[START OF Data to process]

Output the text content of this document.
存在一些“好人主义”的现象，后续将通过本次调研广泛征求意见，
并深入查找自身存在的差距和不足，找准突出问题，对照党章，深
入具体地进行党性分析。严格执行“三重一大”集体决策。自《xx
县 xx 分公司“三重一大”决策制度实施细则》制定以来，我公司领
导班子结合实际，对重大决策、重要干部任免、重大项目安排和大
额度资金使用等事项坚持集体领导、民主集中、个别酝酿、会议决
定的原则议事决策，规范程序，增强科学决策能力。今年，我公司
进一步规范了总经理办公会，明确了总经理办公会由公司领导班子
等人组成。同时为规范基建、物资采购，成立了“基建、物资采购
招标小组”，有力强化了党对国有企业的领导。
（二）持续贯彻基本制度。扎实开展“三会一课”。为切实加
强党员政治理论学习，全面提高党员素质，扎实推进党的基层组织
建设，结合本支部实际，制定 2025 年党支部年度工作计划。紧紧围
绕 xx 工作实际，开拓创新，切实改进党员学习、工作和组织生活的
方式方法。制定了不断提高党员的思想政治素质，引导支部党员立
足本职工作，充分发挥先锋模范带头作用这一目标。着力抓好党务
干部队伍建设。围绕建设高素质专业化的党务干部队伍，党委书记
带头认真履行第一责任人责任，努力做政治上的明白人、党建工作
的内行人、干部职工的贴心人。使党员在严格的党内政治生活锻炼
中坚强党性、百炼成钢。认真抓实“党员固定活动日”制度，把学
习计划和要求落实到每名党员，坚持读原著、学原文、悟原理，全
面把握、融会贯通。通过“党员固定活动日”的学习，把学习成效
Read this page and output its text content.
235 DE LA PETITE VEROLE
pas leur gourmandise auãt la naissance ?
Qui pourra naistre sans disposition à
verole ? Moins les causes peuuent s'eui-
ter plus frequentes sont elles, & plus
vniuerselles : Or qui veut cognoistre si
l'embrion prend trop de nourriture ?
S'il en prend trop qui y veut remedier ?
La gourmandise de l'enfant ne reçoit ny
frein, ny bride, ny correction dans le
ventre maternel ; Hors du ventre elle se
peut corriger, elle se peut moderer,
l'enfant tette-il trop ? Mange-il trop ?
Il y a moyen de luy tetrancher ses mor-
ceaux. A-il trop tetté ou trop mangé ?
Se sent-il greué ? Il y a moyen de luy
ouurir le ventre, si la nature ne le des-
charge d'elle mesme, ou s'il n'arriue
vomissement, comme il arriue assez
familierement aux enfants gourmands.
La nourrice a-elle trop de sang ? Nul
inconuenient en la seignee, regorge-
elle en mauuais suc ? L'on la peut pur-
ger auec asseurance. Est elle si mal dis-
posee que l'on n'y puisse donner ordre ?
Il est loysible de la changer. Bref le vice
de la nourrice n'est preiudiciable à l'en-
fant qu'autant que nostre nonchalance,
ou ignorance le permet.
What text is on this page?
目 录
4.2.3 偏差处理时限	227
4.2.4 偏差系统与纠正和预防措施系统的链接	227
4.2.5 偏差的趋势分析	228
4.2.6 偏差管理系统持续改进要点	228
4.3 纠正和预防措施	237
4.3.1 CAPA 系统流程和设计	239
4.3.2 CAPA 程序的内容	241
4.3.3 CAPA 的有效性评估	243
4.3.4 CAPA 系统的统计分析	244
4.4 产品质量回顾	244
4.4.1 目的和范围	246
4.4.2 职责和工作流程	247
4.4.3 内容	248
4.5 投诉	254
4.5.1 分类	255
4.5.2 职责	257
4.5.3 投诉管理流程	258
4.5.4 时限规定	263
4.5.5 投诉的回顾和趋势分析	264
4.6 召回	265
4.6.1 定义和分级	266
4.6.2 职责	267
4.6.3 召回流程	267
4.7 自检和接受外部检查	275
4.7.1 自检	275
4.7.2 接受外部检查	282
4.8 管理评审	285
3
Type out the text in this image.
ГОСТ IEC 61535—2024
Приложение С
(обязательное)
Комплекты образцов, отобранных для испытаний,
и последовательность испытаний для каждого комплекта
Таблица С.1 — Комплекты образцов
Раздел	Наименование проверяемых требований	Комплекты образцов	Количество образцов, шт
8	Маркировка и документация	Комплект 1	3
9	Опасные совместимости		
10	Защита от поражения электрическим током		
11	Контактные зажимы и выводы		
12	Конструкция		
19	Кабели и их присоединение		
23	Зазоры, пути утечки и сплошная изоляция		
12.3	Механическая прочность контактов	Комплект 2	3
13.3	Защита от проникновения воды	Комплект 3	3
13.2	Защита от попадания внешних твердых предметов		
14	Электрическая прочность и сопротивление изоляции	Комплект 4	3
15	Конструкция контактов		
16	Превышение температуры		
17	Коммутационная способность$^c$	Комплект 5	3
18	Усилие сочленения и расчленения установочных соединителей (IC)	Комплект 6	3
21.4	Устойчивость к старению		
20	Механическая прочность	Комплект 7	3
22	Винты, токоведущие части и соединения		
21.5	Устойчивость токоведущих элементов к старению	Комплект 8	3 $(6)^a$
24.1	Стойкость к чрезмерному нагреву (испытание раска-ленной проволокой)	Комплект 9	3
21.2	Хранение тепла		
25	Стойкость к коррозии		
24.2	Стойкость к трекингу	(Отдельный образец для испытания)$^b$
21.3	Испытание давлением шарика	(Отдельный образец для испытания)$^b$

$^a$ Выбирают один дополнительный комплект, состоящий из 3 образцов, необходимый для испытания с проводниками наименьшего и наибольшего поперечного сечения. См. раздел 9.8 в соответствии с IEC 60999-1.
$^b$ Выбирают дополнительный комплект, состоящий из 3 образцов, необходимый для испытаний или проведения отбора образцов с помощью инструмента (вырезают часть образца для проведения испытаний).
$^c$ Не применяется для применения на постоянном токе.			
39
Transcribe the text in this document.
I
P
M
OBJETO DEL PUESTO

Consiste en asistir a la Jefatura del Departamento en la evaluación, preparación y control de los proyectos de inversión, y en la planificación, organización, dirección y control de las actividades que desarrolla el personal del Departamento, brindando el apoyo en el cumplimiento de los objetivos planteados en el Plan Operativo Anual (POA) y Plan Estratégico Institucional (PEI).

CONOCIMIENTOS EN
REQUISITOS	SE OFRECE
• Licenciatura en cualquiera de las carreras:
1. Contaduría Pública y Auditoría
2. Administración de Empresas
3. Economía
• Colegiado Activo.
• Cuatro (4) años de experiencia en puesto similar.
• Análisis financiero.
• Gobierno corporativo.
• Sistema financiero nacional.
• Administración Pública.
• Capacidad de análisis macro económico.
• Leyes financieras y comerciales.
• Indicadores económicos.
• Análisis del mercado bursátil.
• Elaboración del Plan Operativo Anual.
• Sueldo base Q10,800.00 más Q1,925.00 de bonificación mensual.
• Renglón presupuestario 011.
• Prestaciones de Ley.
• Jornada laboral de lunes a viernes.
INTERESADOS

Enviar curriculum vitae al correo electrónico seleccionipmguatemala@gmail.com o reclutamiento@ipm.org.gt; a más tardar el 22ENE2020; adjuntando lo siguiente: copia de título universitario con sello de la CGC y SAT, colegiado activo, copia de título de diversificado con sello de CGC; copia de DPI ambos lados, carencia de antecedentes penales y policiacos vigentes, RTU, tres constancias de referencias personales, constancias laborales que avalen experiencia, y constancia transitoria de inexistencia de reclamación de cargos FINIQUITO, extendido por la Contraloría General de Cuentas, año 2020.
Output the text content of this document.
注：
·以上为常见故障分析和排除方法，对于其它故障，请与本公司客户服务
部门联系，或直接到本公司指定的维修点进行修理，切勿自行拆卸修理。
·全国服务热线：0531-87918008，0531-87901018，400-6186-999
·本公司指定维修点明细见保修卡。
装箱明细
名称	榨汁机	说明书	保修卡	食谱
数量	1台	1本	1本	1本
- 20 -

[END OF Data to process]

=== Exercise prompt ===
From the data, pick out every line that includes "trop".

=== Solution to this problem ===
l'embrion prend trop de nourriture ?
S'il en prend trop qui y veut remedier ?
l'enfant tette-il trop ? Mange-il trop ?
ceaux. A-il trop tetté ou trop mangé ?
La nourrice a-elle trop de sang ? Nul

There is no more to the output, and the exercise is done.